## [Work instructions]
Rewrite all of the items with every occurrence of "font-sample" changed to "font-preview", leaving everything else untouched.

>> START Excerpted records

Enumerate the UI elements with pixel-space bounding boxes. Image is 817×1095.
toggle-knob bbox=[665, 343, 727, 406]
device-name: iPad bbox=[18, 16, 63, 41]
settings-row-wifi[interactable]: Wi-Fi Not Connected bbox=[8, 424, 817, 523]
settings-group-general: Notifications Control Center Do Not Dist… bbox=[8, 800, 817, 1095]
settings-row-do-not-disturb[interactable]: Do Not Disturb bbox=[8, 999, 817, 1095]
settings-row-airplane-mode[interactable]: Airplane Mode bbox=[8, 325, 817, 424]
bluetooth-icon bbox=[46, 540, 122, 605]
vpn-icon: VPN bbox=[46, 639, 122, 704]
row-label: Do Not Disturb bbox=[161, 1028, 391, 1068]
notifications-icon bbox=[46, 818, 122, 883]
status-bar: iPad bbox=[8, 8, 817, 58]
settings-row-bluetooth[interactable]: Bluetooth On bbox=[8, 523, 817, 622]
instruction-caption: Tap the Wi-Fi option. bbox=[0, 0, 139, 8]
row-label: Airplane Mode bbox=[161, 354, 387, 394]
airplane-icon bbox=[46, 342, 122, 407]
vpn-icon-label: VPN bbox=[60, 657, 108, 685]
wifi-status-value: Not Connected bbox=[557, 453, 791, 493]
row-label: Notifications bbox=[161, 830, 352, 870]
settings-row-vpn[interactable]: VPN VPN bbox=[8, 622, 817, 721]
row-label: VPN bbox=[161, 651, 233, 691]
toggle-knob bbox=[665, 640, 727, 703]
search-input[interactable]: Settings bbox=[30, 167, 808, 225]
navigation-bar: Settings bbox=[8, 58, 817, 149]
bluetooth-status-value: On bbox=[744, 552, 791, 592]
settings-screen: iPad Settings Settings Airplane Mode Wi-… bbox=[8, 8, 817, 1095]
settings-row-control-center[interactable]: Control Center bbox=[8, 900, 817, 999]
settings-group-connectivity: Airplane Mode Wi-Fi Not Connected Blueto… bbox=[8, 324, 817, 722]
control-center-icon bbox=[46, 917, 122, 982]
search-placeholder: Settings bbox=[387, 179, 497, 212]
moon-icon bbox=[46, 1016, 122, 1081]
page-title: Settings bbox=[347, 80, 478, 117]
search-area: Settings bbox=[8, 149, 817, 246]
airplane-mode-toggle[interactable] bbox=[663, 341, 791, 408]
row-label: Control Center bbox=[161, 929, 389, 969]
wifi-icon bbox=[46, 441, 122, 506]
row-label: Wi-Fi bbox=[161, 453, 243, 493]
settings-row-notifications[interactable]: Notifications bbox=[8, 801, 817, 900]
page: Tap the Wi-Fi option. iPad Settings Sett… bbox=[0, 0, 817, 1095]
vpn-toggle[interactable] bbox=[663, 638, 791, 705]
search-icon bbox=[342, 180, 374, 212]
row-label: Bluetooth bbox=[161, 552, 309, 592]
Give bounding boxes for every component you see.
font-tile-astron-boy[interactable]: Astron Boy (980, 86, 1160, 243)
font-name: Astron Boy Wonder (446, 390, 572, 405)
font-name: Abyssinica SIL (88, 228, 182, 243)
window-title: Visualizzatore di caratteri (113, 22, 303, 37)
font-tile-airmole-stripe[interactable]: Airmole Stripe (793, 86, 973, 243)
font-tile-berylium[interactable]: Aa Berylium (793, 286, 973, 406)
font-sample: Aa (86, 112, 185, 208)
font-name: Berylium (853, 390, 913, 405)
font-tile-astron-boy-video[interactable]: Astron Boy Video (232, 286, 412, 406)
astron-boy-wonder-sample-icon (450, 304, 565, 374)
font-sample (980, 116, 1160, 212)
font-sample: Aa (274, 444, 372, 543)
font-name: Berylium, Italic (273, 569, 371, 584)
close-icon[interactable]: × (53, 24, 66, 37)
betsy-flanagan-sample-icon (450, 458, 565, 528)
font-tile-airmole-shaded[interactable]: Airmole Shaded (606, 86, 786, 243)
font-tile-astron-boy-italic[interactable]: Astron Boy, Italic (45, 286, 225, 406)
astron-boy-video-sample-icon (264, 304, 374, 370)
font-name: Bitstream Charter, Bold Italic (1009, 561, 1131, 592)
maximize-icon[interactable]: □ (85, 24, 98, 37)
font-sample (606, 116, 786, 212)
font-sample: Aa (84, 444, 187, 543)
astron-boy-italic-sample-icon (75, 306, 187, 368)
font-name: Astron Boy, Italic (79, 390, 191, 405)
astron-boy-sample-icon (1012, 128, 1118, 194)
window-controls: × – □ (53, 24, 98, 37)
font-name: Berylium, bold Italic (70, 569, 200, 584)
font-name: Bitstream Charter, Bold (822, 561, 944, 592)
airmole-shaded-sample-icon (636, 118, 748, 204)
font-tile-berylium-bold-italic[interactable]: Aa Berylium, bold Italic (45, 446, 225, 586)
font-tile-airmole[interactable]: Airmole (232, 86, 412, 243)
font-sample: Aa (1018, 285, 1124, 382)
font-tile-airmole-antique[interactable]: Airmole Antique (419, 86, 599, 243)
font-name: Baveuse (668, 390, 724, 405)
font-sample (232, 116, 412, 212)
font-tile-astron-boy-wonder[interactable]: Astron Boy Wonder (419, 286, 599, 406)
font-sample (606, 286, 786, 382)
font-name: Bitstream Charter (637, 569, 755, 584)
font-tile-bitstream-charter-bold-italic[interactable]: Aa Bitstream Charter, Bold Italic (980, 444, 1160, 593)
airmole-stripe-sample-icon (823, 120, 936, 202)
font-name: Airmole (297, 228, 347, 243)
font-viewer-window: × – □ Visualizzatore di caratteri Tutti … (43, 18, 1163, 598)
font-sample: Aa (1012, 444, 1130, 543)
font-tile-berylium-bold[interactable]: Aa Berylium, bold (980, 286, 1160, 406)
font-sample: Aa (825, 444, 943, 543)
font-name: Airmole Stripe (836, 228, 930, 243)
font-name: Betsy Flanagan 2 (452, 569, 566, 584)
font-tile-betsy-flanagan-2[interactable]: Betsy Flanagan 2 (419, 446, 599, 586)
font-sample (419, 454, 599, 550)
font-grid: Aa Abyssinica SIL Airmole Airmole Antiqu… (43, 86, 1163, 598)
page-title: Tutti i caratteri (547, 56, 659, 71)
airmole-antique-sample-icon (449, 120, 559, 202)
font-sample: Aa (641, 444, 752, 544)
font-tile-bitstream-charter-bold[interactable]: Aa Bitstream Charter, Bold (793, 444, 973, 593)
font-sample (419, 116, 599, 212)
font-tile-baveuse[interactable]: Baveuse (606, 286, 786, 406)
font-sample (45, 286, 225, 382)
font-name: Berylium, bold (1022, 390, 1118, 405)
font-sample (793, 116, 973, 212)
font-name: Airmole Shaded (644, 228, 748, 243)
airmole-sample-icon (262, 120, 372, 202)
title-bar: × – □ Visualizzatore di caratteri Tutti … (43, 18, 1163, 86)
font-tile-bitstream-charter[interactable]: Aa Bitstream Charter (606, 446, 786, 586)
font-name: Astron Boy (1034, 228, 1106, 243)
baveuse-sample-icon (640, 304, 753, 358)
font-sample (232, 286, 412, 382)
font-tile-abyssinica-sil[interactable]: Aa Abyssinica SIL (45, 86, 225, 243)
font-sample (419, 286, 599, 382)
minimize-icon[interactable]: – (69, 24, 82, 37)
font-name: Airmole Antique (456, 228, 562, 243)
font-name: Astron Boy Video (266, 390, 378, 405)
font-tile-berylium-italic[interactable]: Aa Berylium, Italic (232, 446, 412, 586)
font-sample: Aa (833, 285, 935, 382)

>> END Excerpted records

## [Exercise response]
Enumerate the UI elements with pixel-space bounding boxes. Image is 817×1095.
toggle-knob bbox=[665, 343, 727, 406]
device-name: iPad bbox=[18, 16, 63, 41]
settings-row-wifi[interactable]: Wi-Fi Not Connected bbox=[8, 424, 817, 523]
settings-group-general: Notifications Control Center Do Not Dist… bbox=[8, 800, 817, 1095]
settings-row-do-not-disturb[interactable]: Do Not Disturb bbox=[8, 999, 817, 1095]
settings-row-airplane-mode[interactable]: Airplane Mode bbox=[8, 325, 817, 424]
bluetooth-icon bbox=[46, 540, 122, 605]
vpn-icon: VPN bbox=[46, 639, 122, 704]
row-label: Do Not Disturb bbox=[161, 1028, 391, 1068]
notifications-icon bbox=[46, 818, 122, 883]
status-bar: iPad bbox=[8, 8, 817, 58]
settings-row-bluetooth[interactable]: Bluetooth On bbox=[8, 523, 817, 622]
instruction-caption: Tap the Wi-Fi option. bbox=[0, 0, 139, 8]
row-label: Airplane Mode bbox=[161, 354, 387, 394]
airplane-icon bbox=[46, 342, 122, 407]
vpn-icon-label: VPN bbox=[60, 657, 108, 685]
wifi-status-value: Not Connected bbox=[557, 453, 791, 493]
row-label: Notifications bbox=[161, 830, 352, 870]
settings-row-vpn[interactable]: VPN VPN bbox=[8, 622, 817, 721]
row-label: VPN bbox=[161, 651, 233, 691]
toggle-knob bbox=[665, 640, 727, 703]
search-input[interactable]: Settings bbox=[30, 167, 808, 225]
navigation-bar: Settings bbox=[8, 58, 817, 149]
bluetooth-status-value: On bbox=[744, 552, 791, 592]
settings-screen: iPad Settings Settings Airplane Mode Wi-… bbox=[8, 8, 817, 1095]
settings-row-control-center[interactable]: Control Center bbox=[8, 900, 817, 999]
settings-group-connectivity: Airplane Mode Wi-Fi Not Connected Blueto… bbox=[8, 324, 817, 722]
control-center-icon bbox=[46, 917, 122, 982]
search-placeholder: Settings bbox=[387, 179, 497, 212]
moon-icon bbox=[46, 1016, 122, 1081]
page-title: Settings bbox=[347, 80, 478, 117]
search-area: Settings bbox=[8, 149, 817, 246]
airplane-mode-toggle[interactable] bbox=[663, 341, 791, 408]
row-label: Control Center bbox=[161, 929, 389, 969]
wifi-icon bbox=[46, 441, 122, 506]
row-label: Wi-Fi bbox=[161, 453, 243, 493]
settings-row-notifications[interactable]: Notifications bbox=[8, 801, 817, 900]
page: Tap the Wi-Fi option. iPad Settings Sett… bbox=[0, 0, 817, 1095]
vpn-toggle[interactable] bbox=[663, 638, 791, 705]
search-icon bbox=[342, 180, 374, 212]
row-label: Bluetooth bbox=[161, 552, 309, 592]
Give bounding boxes for every component you see.
font-tile-astron-boy[interactable]: Astron Boy (980, 86, 1160, 243)
font-name: Astron Boy Wonder (446, 390, 572, 405)
font-name: Abyssinica SIL (88, 228, 182, 243)
window-title: Visualizzatore di caratteri (113, 22, 303, 37)
font-tile-airmole-stripe[interactable]: Airmole Stripe (793, 86, 973, 243)
font-tile-berylium[interactable]: Aa Berylium (793, 286, 973, 406)
font-preview: Aa (86, 112, 185, 208)
font-name: Berylium (853, 390, 913, 405)
font-tile-astron-boy-video[interactable]: Astron Boy Video (232, 286, 412, 406)
astron-boy-wonder-sample-icon (450, 304, 565, 374)
font-preview (980, 116, 1160, 212)
font-preview: Aa (274, 444, 372, 543)
font-name: Berylium, Italic (273, 569, 371, 584)
close-icon[interactable]: × (53, 24, 66, 37)
betsy-flanagan-sample-icon (450, 458, 565, 528)
font-tile-airmole-shaded[interactable]: Airmole Shaded (606, 86, 786, 243)
font-tile-astron-boy-italic[interactable]: Astron Boy, Italic (45, 286, 225, 406)
astron-boy-video-sample-icon (264, 304, 374, 370)
font-name: Bitstream Charter, Bold Italic (1009, 561, 1131, 592)
maximize-icon[interactable]: □ (85, 24, 98, 37)
font-preview (606, 116, 786, 212)
font-preview: Aa (84, 444, 187, 543)
astron-boy-italic-sample-icon (75, 306, 187, 368)
font-name: Astron Boy, Italic (79, 390, 191, 405)
astron-boy-sample-icon (1012, 128, 1118, 194)
window-controls: × – □ (53, 24, 98, 37)
font-name: Berylium, bold Italic (70, 569, 200, 584)
font-name: Bitstream Charter, Bold (822, 561, 944, 592)
airmole-shaded-sample-icon (636, 118, 748, 204)
font-tile-berylium-bold-italic[interactable]: Aa Berylium, bold Italic (45, 446, 225, 586)
font-tile-airmole[interactable]: Airmole (232, 86, 412, 243)
font-preview: Aa (1018, 285, 1124, 382)
font-tile-airmole-antique[interactable]: Airmole Antique (419, 86, 599, 243)
font-name: Baveuse (668, 390, 724, 405)
font-preview (232, 116, 412, 212)
font-tile-astron-boy-wonder[interactable]: Astron Boy Wonder (419, 286, 599, 406)
font-preview (606, 286, 786, 382)
font-name: Bitstream Charter (637, 569, 755, 584)
font-tile-bitstream-charter-bold-italic[interactable]: Aa Bitstream Charter, Bold Italic (980, 444, 1160, 593)
airmole-stripe-sample-icon (823, 120, 936, 202)
font-name: Airmole (297, 228, 347, 243)
font-viewer-window: × – □ Visualizzatore di caratteri Tutti … (43, 18, 1163, 598)
font-preview: Aa (1012, 444, 1130, 543)
font-tile-berylium-bold[interactable]: Aa Berylium, bold (980, 286, 1160, 406)
font-preview: Aa (825, 444, 943, 543)
font-name: Airmole Stripe (836, 228, 930, 243)
font-name: Betsy Flanagan 2 (452, 569, 566, 584)
font-tile-betsy-flanagan-2[interactable]: Betsy Flanagan 2 (419, 446, 599, 586)
font-preview (419, 454, 599, 550)
font-grid: Aa Abyssinica SIL Airmole Airmole Antiqu… (43, 86, 1163, 598)
page-title: Tutti i caratteri (547, 56, 659, 71)
airmole-antique-sample-icon (449, 120, 559, 202)
font-preview: Aa (641, 444, 752, 544)
font-tile-bitstream-charter-bold[interactable]: Aa Bitstream Charter, Bold (793, 444, 973, 593)
font-preview (419, 116, 599, 212)
font-tile-baveuse[interactable]: Baveuse (606, 286, 786, 406)
font-preview (45, 286, 225, 382)
font-name: Berylium, bold (1022, 390, 1118, 405)
font-preview (793, 116, 973, 212)
font-name: Airmole Shaded (644, 228, 748, 243)
airmole-sample-icon (262, 120, 372, 202)
title-bar: × – □ Visualizzatore di caratteri Tutti … (43, 18, 1163, 86)
font-tile-bitstream-charter[interactable]: Aa Bitstream Charter (606, 446, 786, 586)
font-name: Astron Boy (1034, 228, 1106, 243)
baveuse-sample-icon (640, 304, 753, 358)
font-preview (232, 286, 412, 382)
font-tile-abyssinica-sil[interactable]: Aa Abyssinica SIL (45, 86, 225, 243)
font-preview (419, 286, 599, 382)
minimize-icon[interactable]: – (69, 24, 82, 37)
font-name: Airmole Antique (456, 228, 562, 243)
font-name: Astron Boy Video (266, 390, 378, 405)
font-tile-berylium-italic[interactable]: Aa Berylium, Italic (232, 446, 412, 586)
font-preview: Aa (833, 285, 935, 382)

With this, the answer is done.